* [Written problem 1]:
Return the stretch of the insolvency text from "The CCAA is" through "excess of CAD$5,000,000.", copied word for word.

* [Extract provided]:
┌────────

Can debtors incorporated elsewhere enter into restructuring or insolvency proceedings in the jurisdiction?
Restructuring & Insolvency (3rd edition)
The place of incorporation is essentially irrelevant to the determination of whether a corporation may commence restructuring or insolvency proceedings under the BIA and the CCAA.
Under the BIA, the appropriate condition is whether the corporation “resides” in Canada (i.e. when the corporation has its head office in Canada) or whether the corporation carries on business or has property in Canada. The place of incorporation may be a criterion considered for the purpose of determining the place of residence of the debtor or in the analysis as to whether the corporation conducts business in Canada. Overall, this is a low threshold. In most cases, having a bank account or having its head office or residence (e.g. for tax purposes) in Canada is sufficient, absent factors to the contrary, to confer standing upon a debtor to seek BIA protection.
The CCAA is even broader with respect to providing jurisdiction for companies that are seeking protection from their creditors under the CCAA. It is sufficient that the debtor company be bankrupt or insolvent and have claims against it in excess of CAD$5,000,000.

└────────

* [Written problem 2]:
Recast the rows, from the first one through the line containing "q4-ylabel: 化合价: [60, 120, 800, 147]", as a JSON list of strings with one string per line, leaving out blank lines.

* [Data supplied]:

┌────────

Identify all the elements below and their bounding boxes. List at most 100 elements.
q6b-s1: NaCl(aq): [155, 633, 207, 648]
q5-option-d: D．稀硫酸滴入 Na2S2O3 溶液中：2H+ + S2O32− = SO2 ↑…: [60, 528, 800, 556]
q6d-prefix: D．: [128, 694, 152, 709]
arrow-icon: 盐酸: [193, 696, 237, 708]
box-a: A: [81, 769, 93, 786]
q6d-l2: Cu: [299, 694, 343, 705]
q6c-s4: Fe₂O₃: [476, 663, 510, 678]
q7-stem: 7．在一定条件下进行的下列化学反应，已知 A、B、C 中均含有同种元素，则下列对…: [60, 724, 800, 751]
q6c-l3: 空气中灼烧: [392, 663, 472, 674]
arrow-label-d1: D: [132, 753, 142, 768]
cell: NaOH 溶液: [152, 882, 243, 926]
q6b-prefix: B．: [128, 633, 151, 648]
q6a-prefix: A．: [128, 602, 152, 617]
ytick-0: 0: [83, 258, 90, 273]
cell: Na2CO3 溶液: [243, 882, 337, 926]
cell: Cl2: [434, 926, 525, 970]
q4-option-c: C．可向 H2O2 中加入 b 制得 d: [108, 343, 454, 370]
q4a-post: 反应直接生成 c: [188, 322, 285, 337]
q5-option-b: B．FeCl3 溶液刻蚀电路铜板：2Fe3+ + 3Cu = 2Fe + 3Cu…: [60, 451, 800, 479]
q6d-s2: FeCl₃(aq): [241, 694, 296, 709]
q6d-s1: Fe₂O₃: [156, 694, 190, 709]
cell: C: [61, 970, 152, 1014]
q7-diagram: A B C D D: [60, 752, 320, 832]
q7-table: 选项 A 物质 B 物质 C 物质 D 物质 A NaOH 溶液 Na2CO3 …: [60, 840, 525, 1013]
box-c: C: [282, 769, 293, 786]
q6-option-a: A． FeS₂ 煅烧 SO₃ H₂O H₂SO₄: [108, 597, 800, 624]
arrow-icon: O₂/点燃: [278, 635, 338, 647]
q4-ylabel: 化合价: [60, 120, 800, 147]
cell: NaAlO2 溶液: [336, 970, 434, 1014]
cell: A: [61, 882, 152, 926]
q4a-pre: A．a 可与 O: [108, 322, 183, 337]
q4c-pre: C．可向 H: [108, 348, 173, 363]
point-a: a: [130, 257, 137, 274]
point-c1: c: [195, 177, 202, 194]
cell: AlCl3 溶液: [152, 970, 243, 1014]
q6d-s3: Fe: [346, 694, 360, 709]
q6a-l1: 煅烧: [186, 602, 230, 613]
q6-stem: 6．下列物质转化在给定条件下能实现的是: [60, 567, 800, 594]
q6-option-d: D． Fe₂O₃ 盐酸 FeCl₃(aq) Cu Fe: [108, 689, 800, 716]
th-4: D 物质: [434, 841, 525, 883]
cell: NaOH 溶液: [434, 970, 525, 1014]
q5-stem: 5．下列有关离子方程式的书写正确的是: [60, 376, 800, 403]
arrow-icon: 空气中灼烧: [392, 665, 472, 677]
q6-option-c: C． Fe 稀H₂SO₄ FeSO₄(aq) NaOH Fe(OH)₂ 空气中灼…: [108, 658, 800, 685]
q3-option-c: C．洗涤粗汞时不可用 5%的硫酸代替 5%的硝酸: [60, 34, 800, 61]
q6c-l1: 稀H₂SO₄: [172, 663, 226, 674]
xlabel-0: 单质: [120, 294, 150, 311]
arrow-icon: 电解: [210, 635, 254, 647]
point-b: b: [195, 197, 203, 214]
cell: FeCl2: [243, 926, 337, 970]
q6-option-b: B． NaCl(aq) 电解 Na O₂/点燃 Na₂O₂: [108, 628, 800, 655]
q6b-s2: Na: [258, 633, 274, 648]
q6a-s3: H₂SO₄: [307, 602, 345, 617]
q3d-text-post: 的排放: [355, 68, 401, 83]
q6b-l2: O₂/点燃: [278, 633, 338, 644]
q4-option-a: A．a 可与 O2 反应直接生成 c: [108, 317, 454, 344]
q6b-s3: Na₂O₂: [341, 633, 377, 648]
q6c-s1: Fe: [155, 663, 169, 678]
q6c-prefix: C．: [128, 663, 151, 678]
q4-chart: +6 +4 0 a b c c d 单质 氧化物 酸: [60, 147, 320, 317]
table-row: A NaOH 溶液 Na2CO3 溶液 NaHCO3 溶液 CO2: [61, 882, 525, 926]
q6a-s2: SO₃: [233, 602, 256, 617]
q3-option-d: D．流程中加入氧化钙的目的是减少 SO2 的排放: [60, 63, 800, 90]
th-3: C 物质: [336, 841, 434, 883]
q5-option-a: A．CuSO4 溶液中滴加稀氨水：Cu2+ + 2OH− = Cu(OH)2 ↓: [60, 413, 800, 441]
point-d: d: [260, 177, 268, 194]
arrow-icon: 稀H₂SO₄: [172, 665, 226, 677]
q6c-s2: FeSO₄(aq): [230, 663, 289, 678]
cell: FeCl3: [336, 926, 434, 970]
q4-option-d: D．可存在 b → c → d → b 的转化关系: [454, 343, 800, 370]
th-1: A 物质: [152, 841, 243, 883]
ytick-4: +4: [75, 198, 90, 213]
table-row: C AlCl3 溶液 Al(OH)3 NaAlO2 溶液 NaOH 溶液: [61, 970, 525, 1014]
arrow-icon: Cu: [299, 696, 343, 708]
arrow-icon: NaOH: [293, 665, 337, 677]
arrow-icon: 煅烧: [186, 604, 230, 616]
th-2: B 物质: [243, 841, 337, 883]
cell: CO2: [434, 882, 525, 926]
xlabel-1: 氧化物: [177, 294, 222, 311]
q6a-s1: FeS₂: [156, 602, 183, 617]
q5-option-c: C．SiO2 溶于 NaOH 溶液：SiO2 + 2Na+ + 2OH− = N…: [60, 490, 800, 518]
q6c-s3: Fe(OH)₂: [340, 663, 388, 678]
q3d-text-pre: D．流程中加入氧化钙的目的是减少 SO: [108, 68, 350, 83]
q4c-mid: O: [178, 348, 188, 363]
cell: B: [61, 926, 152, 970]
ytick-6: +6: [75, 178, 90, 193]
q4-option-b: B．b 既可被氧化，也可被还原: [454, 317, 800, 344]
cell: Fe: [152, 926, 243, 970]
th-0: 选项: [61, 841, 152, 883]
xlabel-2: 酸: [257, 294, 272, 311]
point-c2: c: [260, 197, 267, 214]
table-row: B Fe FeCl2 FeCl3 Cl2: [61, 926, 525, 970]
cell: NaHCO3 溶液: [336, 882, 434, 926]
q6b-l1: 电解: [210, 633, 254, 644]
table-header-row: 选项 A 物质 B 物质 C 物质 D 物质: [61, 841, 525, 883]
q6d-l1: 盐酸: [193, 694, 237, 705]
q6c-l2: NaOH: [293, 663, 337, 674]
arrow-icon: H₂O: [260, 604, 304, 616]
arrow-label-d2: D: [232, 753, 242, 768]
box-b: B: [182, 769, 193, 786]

└────────

* [Worked answer 1]:
The CCAA is even broader with respect to providing jurisdiction for companies that are seeking protection from their creditors under the CCAA. It is sufficient that the debtor company be bankrupt or insolvent and have claims against it in excess of CAD$5,000,000.

* [Worked answer 2]:
[
  "Identify all the elements below and their bounding boxes. List at most 100 elements.",
  "q6b-s1: NaCl(aq): [155, 633, 207, 648]",
  "q5-option-d: D．稀硫酸滴入 Na2S2O3 溶液中：2H+ + S2O32− = SO2 ↑…: [60, 528, 800, 556]",
  "q6d-prefix: D．: [128, 694, 152, 709]",
  "arrow-icon: 盐酸: [193, 696, 237, 708]",
  "box-a: A: [81, 769, 93, 786]",
  "q6d-l2: Cu: [299, 694, 343, 705]",
  "q6c-s4: Fe₂O₃: [476, 663, 510, 678]",
  "q7-stem: 7．在一定条件下进行的下列化学反应，已知 A、B、C 中均含有同种元素，则下列对…: [60, 724, 800, 751]",
  "q6c-l3: 空气中灼烧: [392, 663, 472, 674]",
  "arrow-label-d1: D: [132, 753, 142, 768]",
  "cell: NaOH 溶液: [152, 882, 243, 926]",
  "q6b-prefix: B．: [128, 633, 151, 648]",
  "q6a-prefix: A．: [128, 602, 152, 617]",
  "ytick-0: 0: [83, 258, 90, 273]",
  "cell: Na2CO3 溶液: [243, 882, 337, 926]",
  "cell: Cl2: [434, 926, 525, 970]",
  "q4-option-c: C．可向 H2O2 中加入 b 制得 d: [108, 343, 454, 370]",
  "q4a-post: 反应直接生成 c: [188, 322, 285, 337]",
  "q5-option-b: B．FeCl3 溶液刻蚀电路铜板：2Fe3+ + 3Cu = 2Fe + 3Cu…: [60, 451, 800, 479]",
  "q6d-s2: FeCl₃(aq): [241, 694, 296, 709]",
  "q6d-s1: Fe₂O₃: [156, 694, 190, 709]",
  "cell: C: [61, 970, 152, 1014]",
  "q7-diagram: A B C D D: [60, 752, 320, 832]",
  "q7-table: 选项 A 物质 B 物质 C 物质 D 物质 A NaOH 溶液 Na2CO3 …: [60, 840, 525, 1013]",
  "box-c: C: [282, 769, 293, 786]",
  "q6-option-a: A． FeS₂ 煅烧 SO₃ H₂O H₂SO₄: [108, 597, 800, 624]",
  "arrow-icon: O₂/点燃: [278, 635, 338, 647]",
  "q4-ylabel: 化合价: [60, 120, 800, 147]"
]